▶ Exercise: Return all lines that include the string "功到自然成嘛".

▶ Records to process:
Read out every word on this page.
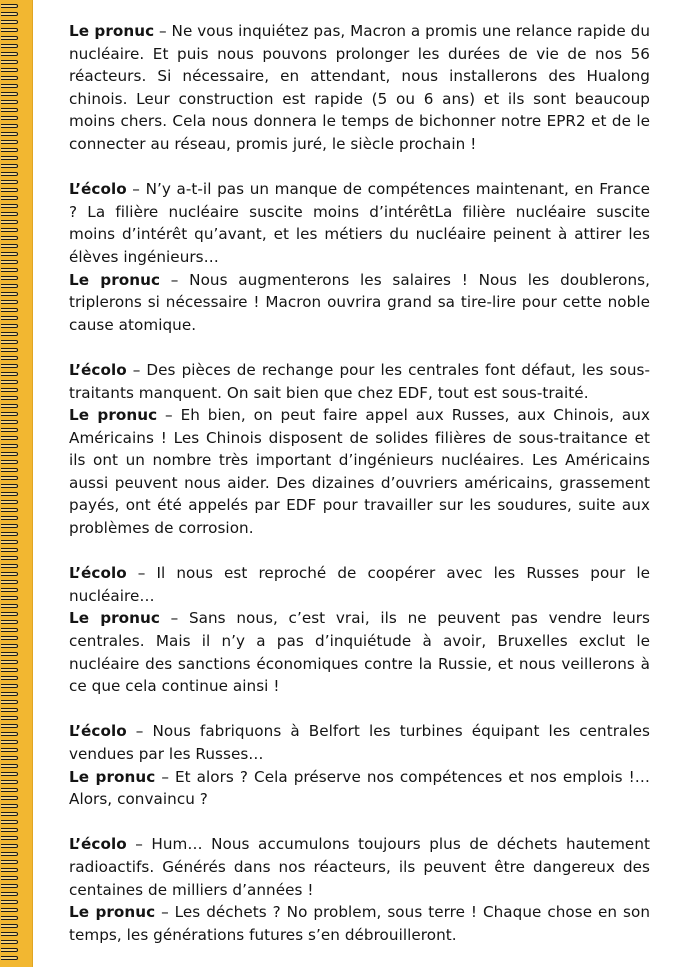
Le pronuc – Ne vous inquiétez pas, Macron a promis une relance rapide du nucléaire. Et puis nous pouvons prolonger les durées de vie de nos 56 réacteurs. Si nécessaire, en attendant, nous installerons des Hualong chinois. Leur construction est rapide (5 ou 6 ans) et ils sont beaucoup moins chers. Cela nous donnera le temps de bichonner notre EPR2 et de le connecter au réseau, promis juré, le siècle prochain !

L’écolo – N’y a-t-il pas un manque de compétences maintenant, en France ? La filière nucléaire suscite moins d’intérêtLa filière nucléaire suscite moins d’intérêt qu’avant, et les métiers du nucléaire peinent à attirer les élèves ingénieurs…

Le pronuc – Nous augmenterons les salaires ! Nous les doublerons, triplerons si nécessaire ! Macron ouvrira grand sa tire-lire pour cette noble cause atomique.

L’écolo – Des pièces de rechange pour les centrales font défaut, les sous-traitants manquent. On sait bien que chez EDF, tout est sous-traité.

Le pronuc – Eh bien, on peut faire appel aux Russes, aux Chinois, aux Américains ! Les Chinois disposent de solides filières de sous-traitance et ils ont un nombre très important d’ingénieurs nucléaires. Les Américains aussi peuvent nous aider. Des dizaines d’ouvriers américains, grassement payés, ont été appelés par EDF pour travailler sur les soudures, suite aux problèmes de corrosion.

L’écolo – Il nous est reproché de coopérer avec les Russes pour le nucléaire…

Le pronuc – Sans nous, c’est vrai, ils ne peuvent pas vendre leurs centrales. Mais il n’y a pas d’inquiétude à avoir, Bruxelles exclut le nucléaire des sanctions économiques contre la Russie, et nous veillerons à ce que cela continue ainsi !

L’écolo – Nous fabriquons à Belfort les turbines équipant les centrales vendues par les Russes…

Le pronuc – Et alors ? Cela préserve nos compétences et nos emplois !… Alors, convaincu ?

L’écolo – Hum… Nous accumulons toujours plus de déchets hautement radioactifs. Générés dans nos réacteurs, ils peuvent être dangereux des centaines de milliers d’années !

Le pronuc – Les déchets ? No problem, sous terre ! Chaque chose en son temps, les générations futures s’en débrouilleront.
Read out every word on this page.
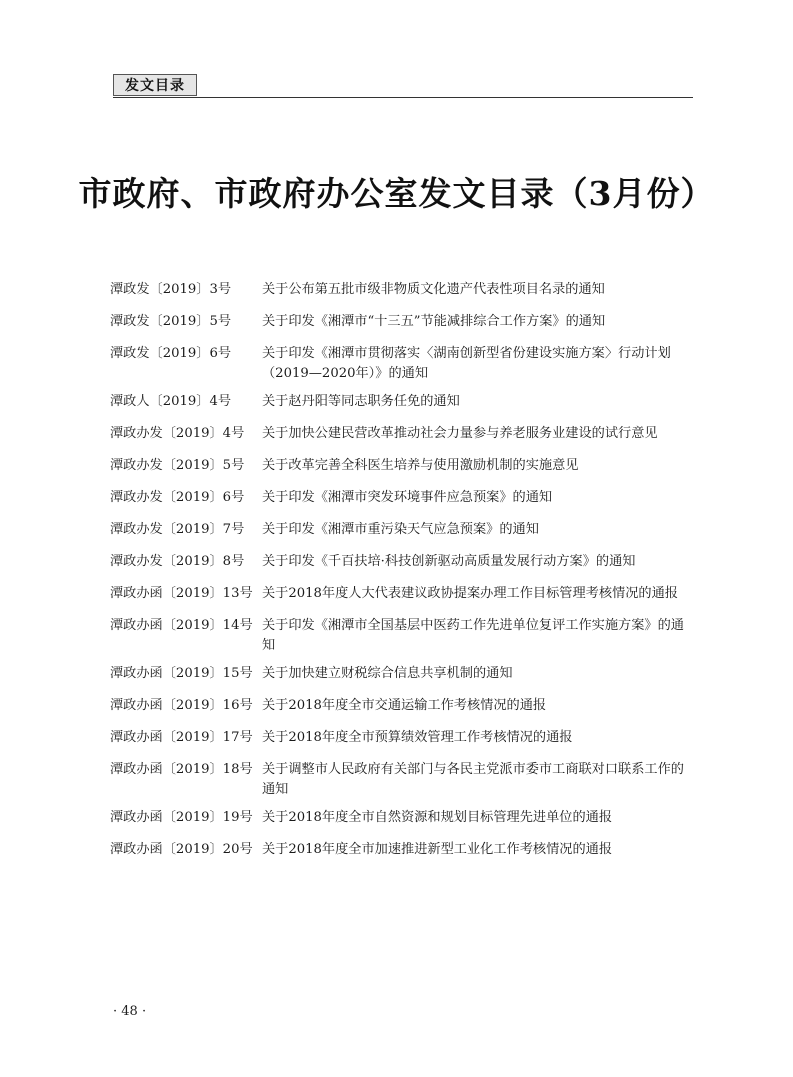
发文目录
市政府、市政府办公室发文目录（3月份）
潭政发〔2019〕3号	关于公布第五批市级非物质文化遗产代表性项目名录的通知
潭政发〔2019〕5号	关于印发《湘潭市“十三五”节能减排综合工作方案》的通知
潭政发〔2019〕6号	关于印发《湘潭市贯彻落实〈湖南创新型省份建设实施方案〉行动计划（2019—2020年）》的通知
潭政人〔2019〕4号	关于赵丹阳等同志职务任免的通知
潭政办发〔2019〕4号	关于加快公建民营改革推动社会力量参与养老服务业建设的试行意见
潭政办发〔2019〕5号	关于改革完善全科医生培养与使用激励机制的实施意见
潭政办发〔2019〕6号	关于印发《湘潭市突发环境事件应急预案》的通知
潭政办发〔2019〕7号	关于印发《湘潭市重污染天气应急预案》的通知
潭政办发〔2019〕8号	关于印发《千百扶培·科技创新驱动高质量发展行动方案》的通知
潭政办函〔2019〕13号 关于2018年度人大代表建议政协提案办理工作目标管理考核情况的通报
潭政办函〔2019〕14号 关于印发《湘潭市全国基层中医药工作先进单位复评工作实施方案》的通知
潭政办函〔2019〕15号 关于加快建立财税综合信息共享机制的通知
潭政办函〔2019〕16号 关于2018年度全市交通运输工作考核情况的通报
潭政办函〔2019〕17号 关于2018年度全市预算绩效管理工作考核情况的通报
潭政办函〔2019〕18号 关于调整市人民政府有关部门与各民主党派市委市工商联对口联系工作的通知
潭政办函〔2019〕19号 关于2018年度全市自然资源和规划目标管理先进单位的通报
潭政办函〔2019〕20号 关于2018年度全市加速推进新型工业化工作考核情况的通报
· 48 ·
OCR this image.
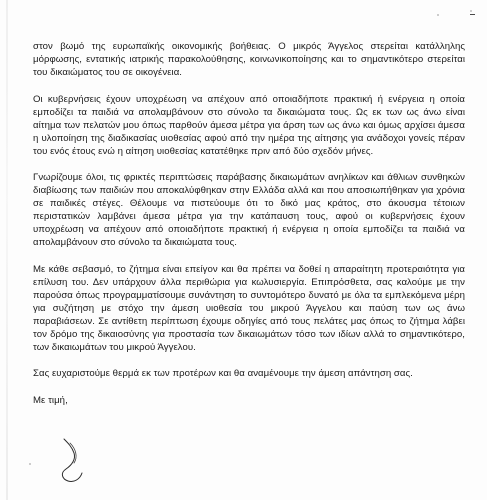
στον βωμό της ευρωπαϊκής οικονομικής βοήθειας. Ο μικρός Άγγελος στερείται κατάλληλης μόρφωσης, εντατικής ιατρικής παρακολούθησης, κοινωνικοποίησης και το σημαντικότερο στερείται του δικαιώματος του σε οικογένεια.

Οι κυβερνήσεις έχουν υποχρέωση να απέχουν από οποιαδήποτε πρακτική ή ενέργεια η οποία εμποδίζει τα παιδιά να απολαμβάνουν στο σύνολο τα δικαιώματα τους. Ως εκ των ως άνω είναι αίτημα των πελατών μου όπως παρθούν άμεσα μέτρα για άρση των ως άνω και όμως αρχίσει άμεσα η υλοποίηση της διαδικασίας υιοθεσίας αφού από την ημέρα της αίτησης για ανάδοχοι γονείς πέραν του ενός έτους ενώ η αίτηση υιοθεσίας κατατέθηκε πριν από δύο σχεδόν μήνες.

Γνωρίζουμε όλοι, τις φρικτές περιπτώσεις παράβασης δικαιωμάτων ανηλίκων και άθλιων συνθηκών διαβίωσης των παιδιών που αποκαλύφθηκαν στην Ελλάδα αλλά και που αποσιωπήθηκαν για χρόνια σε παιδικές στέγες. Θέλουμε να πιστεύουμε ότι το δικό μας κράτος, στο άκουσμα τέτοιων περιστατικών λαμβάνει άμεσα μέτρα για την κατάπαυση τους, αφού οι κυβερνήσεις έχουν υποχρέωση να απέχουν από οποιαδήποτε πρακτική ή ενέργεια η οποία εμποδίζει τα παιδιά να απολαμβάνουν στο σύνολο τα δικαιώματα τους.

Με κάθε σεβασμό, το ζήτημα είναι επείγον και θα πρέπει να δοθεί η απαραίτητη προτεραιότητα για επίλυση του. Δεν υπάρχουν άλλα περιθώρια για κωλυσιεργία. Επιπρόσθετα, σας καλούμε με την παρούσα όπως προγραμματίσουμε συνάντηση το συντομότερο δυνατό με όλα τα εμπλεκόμενα μέρη για συζήτηση με στόχο την άμεση υιοθεσία του μικρού Άγγελου και παύση των ως άνω παραβιάσεων. Σε αντίθετη περίπτωση έχουμε οδηγίες από τους πελάτες μας όπως το ζήτημα λάβει τον δρόμο της δικαιοσύνης για προστασία των δικαιωμάτων τόσο των ιδίων αλλά το σημαντικότερο, των δικαιωμάτων του μικρού Άγγελου.

Σας ευχαριστούμε θερμά εκ των προτέρων και θα αναμένουμε την άμεση απάντηση σας.

Με τιμή,
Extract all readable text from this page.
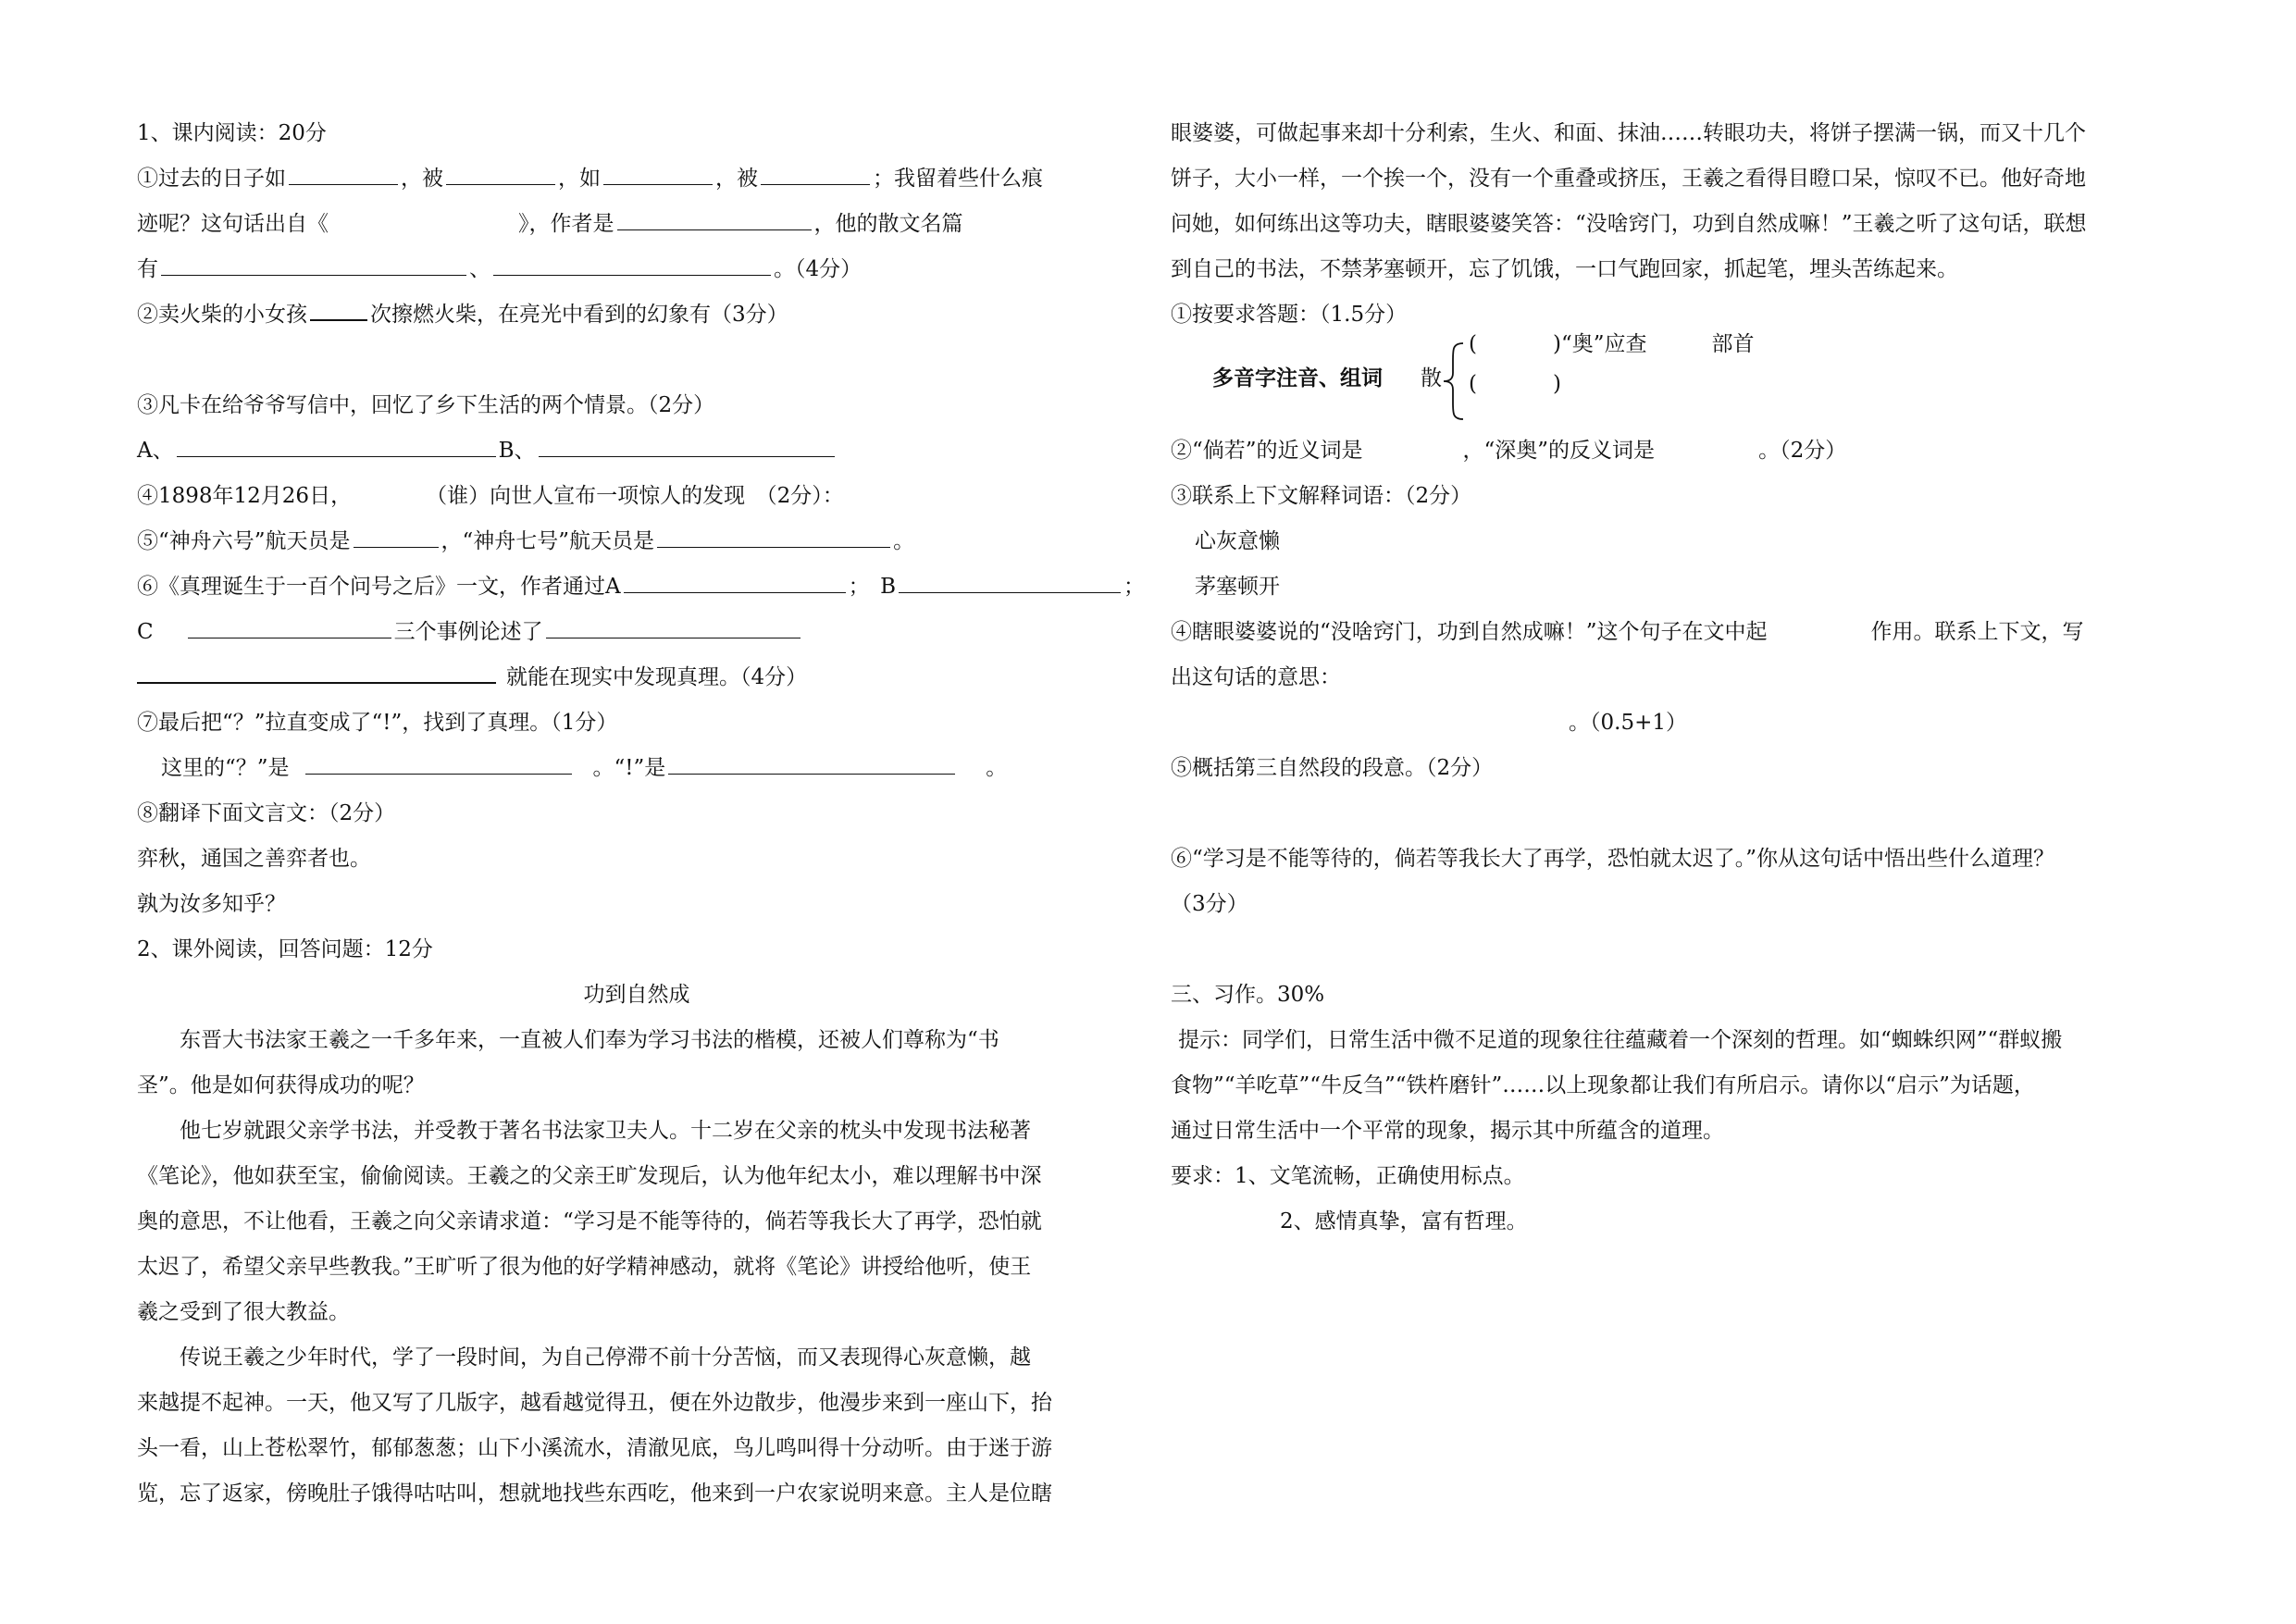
1、课内阅读：20分
①过去的日子如	，被	，如	，被	；我留着些什么痕
迹呢？这句话出自《	》，作者是	，他的散文名篇
有	、	。（4分）
②卖火柴的小女孩	次擦燃火柴，在亮光中看到的幻象有（3分）
③凡卡在给爷爷写信中，回忆了乡下生活的两个情景。（2分）
A、	B、
④1898年12月26日，	（谁）向世人宣布一项惊人的发现　（2分）：
⑤“神舟六号”航天员是	，“神舟七号”航天员是	。
⑥《真理诞生于一百个问号之后》一文，作者通过A	；　B	；
C	三个事例论述了
就能在现实中发现真理。（4分）
⑦最后把“？”拉直变成了“!”，找到了真理。（1分）
这里的“？”是	。“!”是	。
⑧翻译下面文言文：（2分）
弈秋，通国之善弈者也。
孰为汝多知乎？
2、课外阅读，回答问题：12分
功到自然成
东晋大书法家王羲之一千多年来，一直被人们奉为学习书法的楷模，还被人们尊称为“书
圣”。他是如何获得成功的呢？
他七岁就跟父亲学书法，并受教于著名书法家卫夫人。十二岁在父亲的枕头中发现书法秘著
《笔论》，他如获至宝，偷偷阅读。王羲之的父亲王旷发现后，认为他年纪太小，难以理解书中深
奥的意思，不让他看，王羲之向父亲请求道：“学习是不能等待的，倘若等我长大了再学，恐怕就
太迟了，希望父亲早些教我。”王旷听了很为他的好学精神感动，就将《笔论》讲授给他听，使王
羲之受到了很大教益。
传说王羲之少年时代，学了一段时间，为自己停滞不前十分苦恼，而又表现得心灰意懒，越
来越提不起神。一天，他又写了几版字，越看越觉得丑，便在外边散步，他漫步来到一座山下，抬
头一看，山上苍松翠竹，郁郁葱葱；山下小溪流水，清澈见底，鸟儿鸣叫得十分动听。由于迷于游
览，忘了返家，傍晚肚子饿得咕咕叫，想就地找些东西吃，他来到一户农家说明来意。主人是位瞎
眼婆婆，可做起事来却十分利索，生火、和面、抹油……转眼功夫，将饼子摆满一锅，而又十几个
饼子，大小一样，一个挨一个，没有一个重叠或挤压，王羲之看得目瞪口呆，惊叹不已。他好奇地
问她，如何练出这等功夫，瞎眼婆婆笑答：“没啥窍门，功到自然成嘛！”王羲之听了这句话，联想
到自己的书法，不禁茅塞顿开，忘了饥饿，一口气跑回家，抓起笔，埋头苦练起来。
①按要求答题：（1.5分）
多音字注音、组词 散
(	)“奥”应查	部首
(	)
②“倘若”的近义词是	，“深奥”的反义词是	。（2分）
③联系上下文解释词语：（2分）
心灰意懒
茅塞顿开
④瞎眼婆婆说的“没啥窍门，功到自然成嘛！”这个句子在文中起	作用。联系上下文，写
出这句话的意思：
。（0.5+1）
⑤概括第三自然段的段意。（2分）
⑥“学习是不能等待的，倘若等我长大了再学，恐怕就太迟了。”你从这句话中悟出些什么道理？
（3分）
三、习作。30%
提示：同学们，日常生活中微不足道的现象往往蕴藏着一个深刻的哲理。如“蜘蛛织网”“群蚁搬
食物”“羊吃草”“牛反刍”“铁杵磨针”……以上现象都让我们有所启示。请你以“启示”为话题，
通过日常生活中一个平常的现象，揭示其中所蕴含的道理。
要求：1、文笔流畅，正确使用标点。
2、感情真挚，富有哲理。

▶ Solved exercise:
问她，如何练出这等功夫，瞎眼婆婆笑答：“没啥窍门，功到自然成嘛！”王羲之听了这句话，联想
④瞎眼婆婆说的“没啥窍门，功到自然成嘛！”这个句子在文中起	作用。联系上下文，写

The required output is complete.